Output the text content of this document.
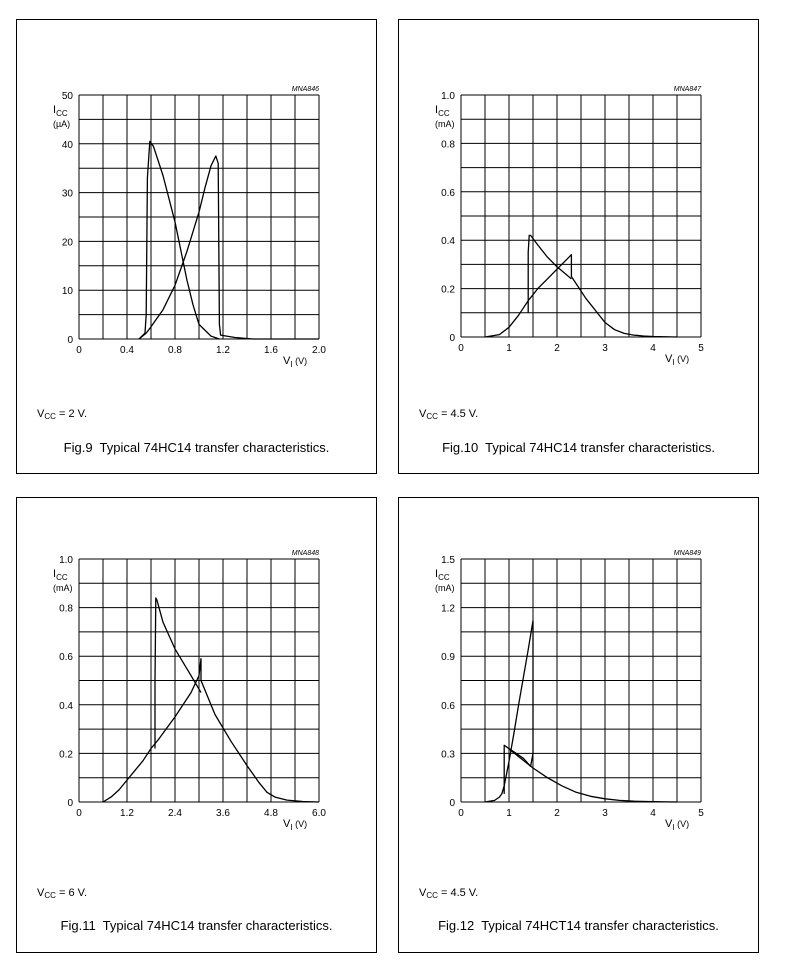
0	0.4	0.8	1.2	1.6	2.0
0
10
20
30
40
50
$I_{CC}$
(µA)
$V_I$ $^{(V)}$
MNA846
$V_{CC} = 2$ V.
Fig.9  Typical 74HC14 transfer characteristics.
0	1	2	3	4	5
0
0.2
0.4
0.6
0.8
1.0
$I_{CC}$
(mA)
$V_I$ $^{(V)}$
MNA847
$V_{CC} = 4.5$ V.
Fig.10  Typical 74HC14 transfer characteristics.
0	1.2	2.4	3.6	4.8	6.0
0
0.2
0.4
0.6
0.8
1.0
$I_{CC}$
(mA)
$V_I$ $^{(V)}$
MNA848
$V_{CC} = 6$ V.
Fig.11  Typical 74HC14 transfer characteristics.
0	1	2	3	4	5
0
0.3
0.6
0.9
1.2
1.5
$I_{CC}$
(mA)
$V_I$ $^{(V)}$
MNA849
$V_{CC} = 4.5$ V.
Fig.12  Typical 74HCT14 transfer characteristics.
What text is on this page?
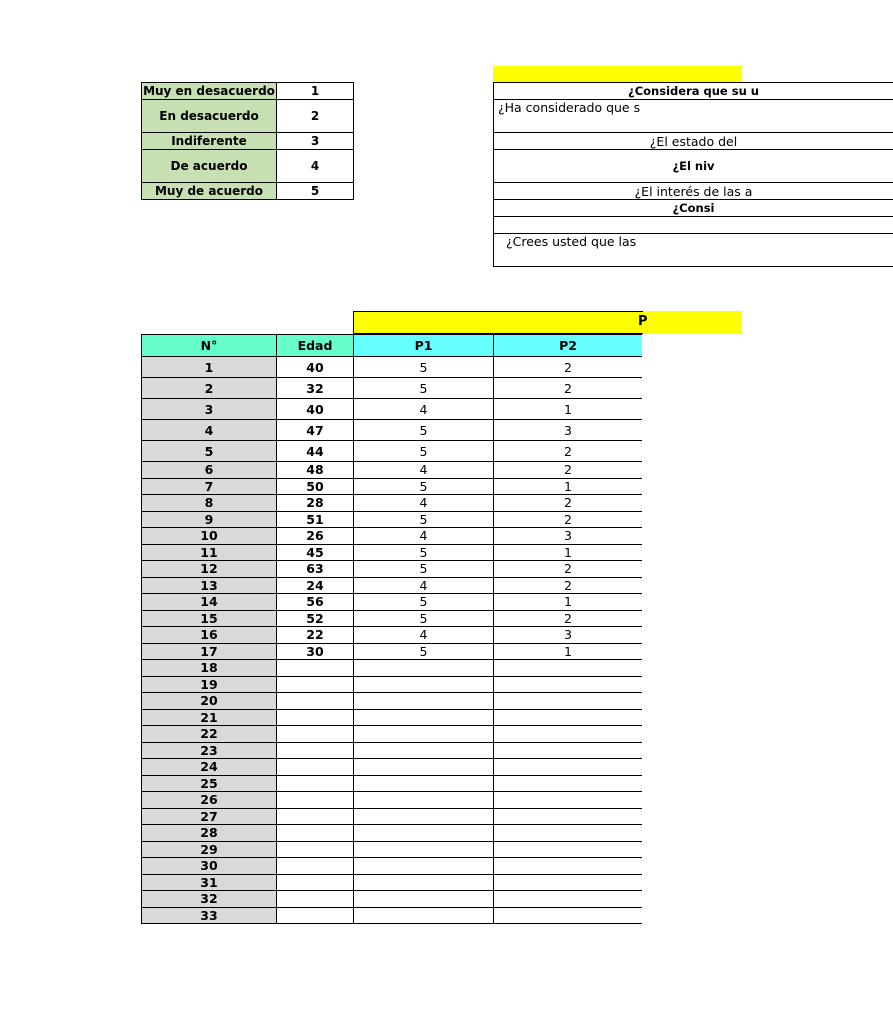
Muy en desacuerdo	1
En desacuerdo	2
Indiferente	3
De acuerdo	4
Muy de acuerdo	5
¿Considera que su u
¿Ha considerado que s
¿El estado del
¿El niv
¿El interés de las a
¿Consi

¿Crees usted que las
P
N°	Edad	P1	P2
1	40	5	2
2	32	5	2
3	40	4	1
4	47	5	3
5	44	5	2
6	48	4	2
7	50	5	1
8	28	4	2
9	51	5	2
10	26	4	3
11	45	5	1
12	63	5	2
13	24	4	2
14	56	5	1
15	52	5	2
16	22	4	3
17	30	5	1
18			
19			
20			
21			
22			
23			
24			
25			
26			
27			
28			
29			
30			
31			
32			
33			
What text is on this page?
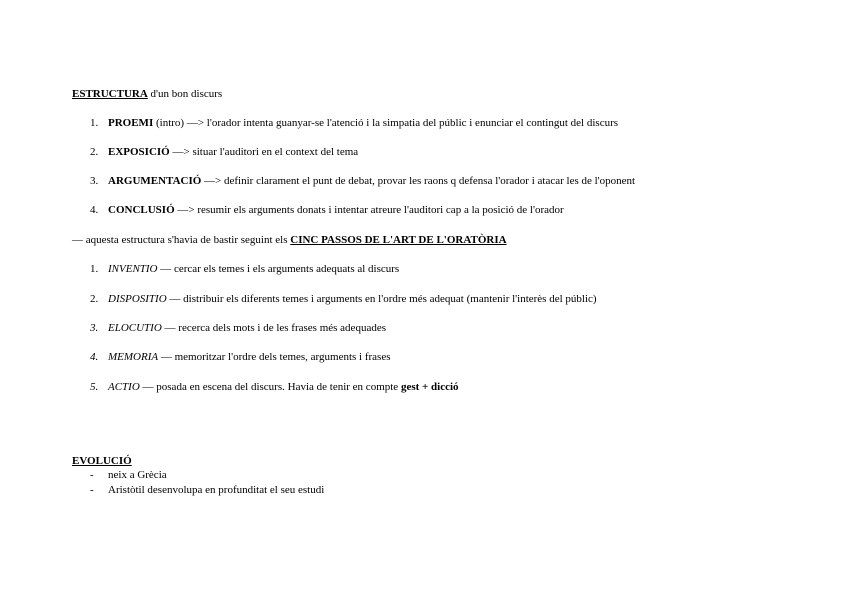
ESTRUCTURA d'un bon discurs
1. PROEMI (intro) —> l'orador intenta guanyar-se l'atenció i la simpatia del públic i enunciar el contingut del discurs
2. EXPOSICIÓ —> situar l'auditori en el context del tema
3. ARGUMENTACIÓ —> definir clarament el punt de debat, provar les raons q defensa l'orador i atacar les de l'oponent
4. CONCLUSIÓ —> resumir els arguments donats i intentar atreure l'auditori cap a la posició de l'orador
— aquesta estructura s'havia de bastir seguint els CINC PASSOS DE L'ART DE L'ORATÒRIA
1. INVENTIO — cercar els temes i els arguments adequats al discurs
2. DISPOSITIO — distribuir els diferents temes i arguments en l'ordre més adequat (mantenir l'interès del públic)
3. ELOCUTIO — recerca dels mots i de les frases més adequades
4. MEMORIA — memoritzar l'ordre dels temes, arguments i frases
5. ACTIO — posada en escena del discurs. Havia de tenir en compte gest + dicció
EVOLUCIÓ
- neix a Grècia
- Aristòtil desenvolupa en profunditat el seu estudi
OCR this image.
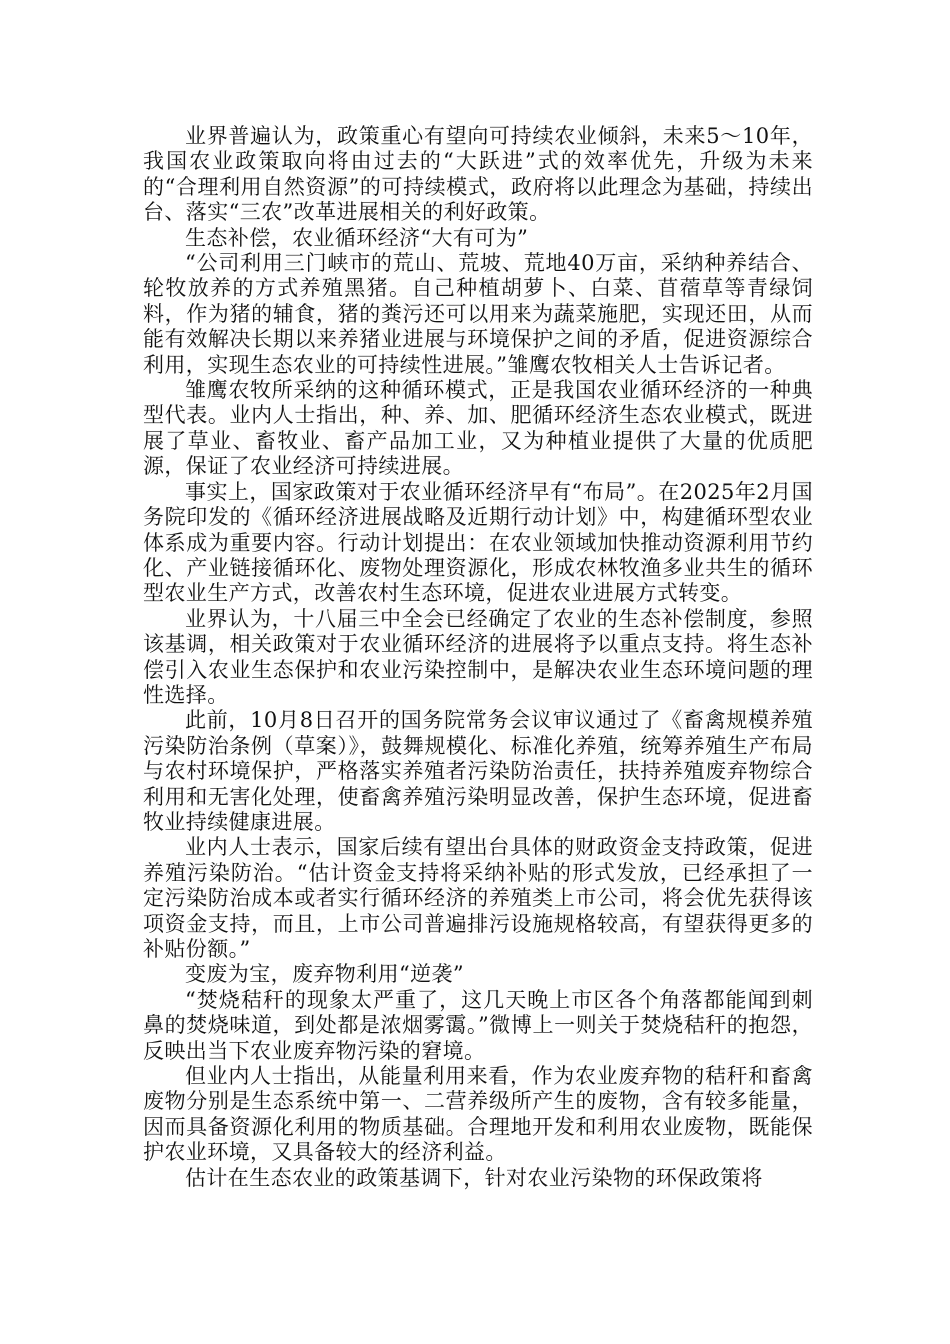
业界普遍认为，政策重心有望向可持续农业倾斜，未来5～10年，我国农业政策取向将由过去的“大跃进”式的效率优先，升级为未来的“合理利用自然资源”的可持续模式，政府将以此理念为基础，持续出台、落实“三农”改革进展相关的利好政策。

生态补偿，农业循环经济“大有可为”

“公司利用三门峡市的荒山、荒坡、荒地40万亩，采纳种养结合、轮牧放养的方式养殖黑猪。自己种植胡萝卜、白菜、苜蓿草等青绿饲料，作为猪的辅食，猪的粪污还可以用来为蔬菜施肥，实现还田，从而能有效解决长期以来养猪业进展与环境保护之间的矛盾，促进资源综合利用，实现生态农业的可持续性进展。”雏鹰农牧相关人士告诉记者。

雏鹰农牧所采纳的这种循环模式，正是我国农业循环经济的一种典型代表。业内人士指出，种、养、加、肥循环经济生态农业模式，既进展了草业、畜牧业、畜产品加工业，又为种植业提供了大量的优质肥源，保证了农业经济可持续进展。

事实上，国家政策对于农业循环经济早有“布局”。在2025年2月国务院印发的《循环经济进展战略及近期行动计划》中，构建循环型农业体系成为重要内容。行动计划提出：在农业领域加快推动资源利用节约化、产业链接循环化、废物处理资源化，形成农林牧渔多业共生的循环型农业生产方式，改善农村生态环境，促进农业进展方式转变。

业界认为，十八届三中全会已经确定了农业的生态补偿制度，参照该基调，相关政策对于农业循环经济的进展将予以重点支持。将生态补偿引入农业生态保护和农业污染控制中，是解决农业生态环境问题的理性选择。

此前，10月8日召开的国务院常务会议审议通过了《畜禽规模养殖污染防治条例（草案）》，鼓舞规模化、标准化养殖，统筹养殖生产布局与农村环境保护，严格落实养殖者污染防治责任，扶持养殖废弃物综合利用和无害化处理，使畜禽养殖污染明显改善，保护生态环境，促进畜牧业持续健康进展。

业内人士表示，国家后续有望出台具体的财政资金支持政策，促进养殖污染防治。“估计资金支持将采纳补贴的形式发放，已经承担了一定污染防治成本或者实行循环经济的养殖类上市公司，将会优先获得该项资金支持，而且，上市公司普遍排污设施规格较高，有望获得更多的补贴份额。”

变废为宝，废弃物利用“逆袭”

“焚烧秸秆的现象太严重了，这几天晚上市区各个角落都能闻到刺鼻的焚烧味道，到处都是浓烟雾霭。”微博上一则关于焚烧秸秆的抱怨，反映出当下农业废弃物污染的窘境。

但业内人士指出，从能量利用来看，作为农业废弃物的秸秆和畜禽废物分别是生态系统中第一、二营养级所产生的废物，含有较多能量，因而具备资源化利用的物质基础。合理地开发和利用农业废物，既能保护农业环境，又具备较大的经济利益。

估计在生态农业的政策基调下，针对农业污染物的环保政策将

========================================

▶ Instruction
In the records above, find the lines containing "this" and copy them.

▶ Written answer
Output the text content of this document.
What text is on this page?
What text is on this page?
OCR this image.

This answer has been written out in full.